▶ _Task brief_: Give only the number of lines that hold the word "image".

Items from a data source
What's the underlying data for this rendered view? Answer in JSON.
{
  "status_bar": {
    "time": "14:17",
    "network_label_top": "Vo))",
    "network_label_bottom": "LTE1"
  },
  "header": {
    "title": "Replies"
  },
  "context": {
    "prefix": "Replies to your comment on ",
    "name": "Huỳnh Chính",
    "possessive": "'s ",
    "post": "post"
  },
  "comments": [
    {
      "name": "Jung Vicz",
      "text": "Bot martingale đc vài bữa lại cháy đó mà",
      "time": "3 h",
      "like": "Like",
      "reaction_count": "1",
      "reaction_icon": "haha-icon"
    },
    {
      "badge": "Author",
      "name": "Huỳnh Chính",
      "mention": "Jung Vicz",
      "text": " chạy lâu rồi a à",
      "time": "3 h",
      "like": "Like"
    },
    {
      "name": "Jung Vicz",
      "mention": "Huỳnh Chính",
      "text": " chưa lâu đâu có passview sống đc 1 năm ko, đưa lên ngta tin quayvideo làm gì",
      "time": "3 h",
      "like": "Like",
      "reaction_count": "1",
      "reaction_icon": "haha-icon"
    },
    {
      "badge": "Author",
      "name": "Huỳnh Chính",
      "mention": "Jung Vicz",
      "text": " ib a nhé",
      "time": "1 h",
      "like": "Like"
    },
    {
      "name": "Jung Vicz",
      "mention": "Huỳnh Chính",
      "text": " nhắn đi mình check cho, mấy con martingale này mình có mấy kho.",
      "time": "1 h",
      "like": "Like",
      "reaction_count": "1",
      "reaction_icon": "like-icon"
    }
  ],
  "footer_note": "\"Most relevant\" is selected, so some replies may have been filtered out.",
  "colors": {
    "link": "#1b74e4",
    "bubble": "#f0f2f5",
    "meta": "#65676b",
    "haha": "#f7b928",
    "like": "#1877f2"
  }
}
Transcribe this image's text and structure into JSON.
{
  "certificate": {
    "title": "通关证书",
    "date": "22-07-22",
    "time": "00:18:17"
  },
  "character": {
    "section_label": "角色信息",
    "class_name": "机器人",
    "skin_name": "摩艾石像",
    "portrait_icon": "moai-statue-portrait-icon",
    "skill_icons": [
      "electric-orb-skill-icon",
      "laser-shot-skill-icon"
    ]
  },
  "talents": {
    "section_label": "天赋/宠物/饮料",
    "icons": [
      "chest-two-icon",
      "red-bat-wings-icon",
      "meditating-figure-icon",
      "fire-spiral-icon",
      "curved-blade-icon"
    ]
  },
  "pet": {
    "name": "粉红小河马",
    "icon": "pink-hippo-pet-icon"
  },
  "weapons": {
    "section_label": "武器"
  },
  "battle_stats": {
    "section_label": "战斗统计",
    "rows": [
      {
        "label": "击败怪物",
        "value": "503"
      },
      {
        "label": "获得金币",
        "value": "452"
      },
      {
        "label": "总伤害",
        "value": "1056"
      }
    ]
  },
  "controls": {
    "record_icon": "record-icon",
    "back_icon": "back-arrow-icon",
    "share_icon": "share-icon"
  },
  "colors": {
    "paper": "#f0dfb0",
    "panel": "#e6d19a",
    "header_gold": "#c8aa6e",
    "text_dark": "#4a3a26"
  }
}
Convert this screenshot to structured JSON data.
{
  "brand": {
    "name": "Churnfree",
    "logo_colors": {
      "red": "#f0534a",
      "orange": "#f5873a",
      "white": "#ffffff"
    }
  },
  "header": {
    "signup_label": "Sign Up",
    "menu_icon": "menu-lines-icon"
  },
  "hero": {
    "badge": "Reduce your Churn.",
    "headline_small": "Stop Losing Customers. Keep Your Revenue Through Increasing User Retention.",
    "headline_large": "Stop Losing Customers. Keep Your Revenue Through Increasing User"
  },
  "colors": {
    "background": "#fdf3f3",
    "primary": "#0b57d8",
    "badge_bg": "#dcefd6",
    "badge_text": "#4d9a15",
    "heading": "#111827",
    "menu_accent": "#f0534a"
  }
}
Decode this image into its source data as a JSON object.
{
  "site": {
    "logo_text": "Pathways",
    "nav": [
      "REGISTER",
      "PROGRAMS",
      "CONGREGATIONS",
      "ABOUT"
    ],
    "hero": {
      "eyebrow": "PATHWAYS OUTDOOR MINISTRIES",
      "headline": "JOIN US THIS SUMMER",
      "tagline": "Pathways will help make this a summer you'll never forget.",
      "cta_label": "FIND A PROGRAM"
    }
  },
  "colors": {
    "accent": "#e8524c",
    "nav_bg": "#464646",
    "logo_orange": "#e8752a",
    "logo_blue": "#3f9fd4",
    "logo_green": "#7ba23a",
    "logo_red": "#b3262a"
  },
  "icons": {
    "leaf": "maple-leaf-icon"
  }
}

▶ _Correct response_: 2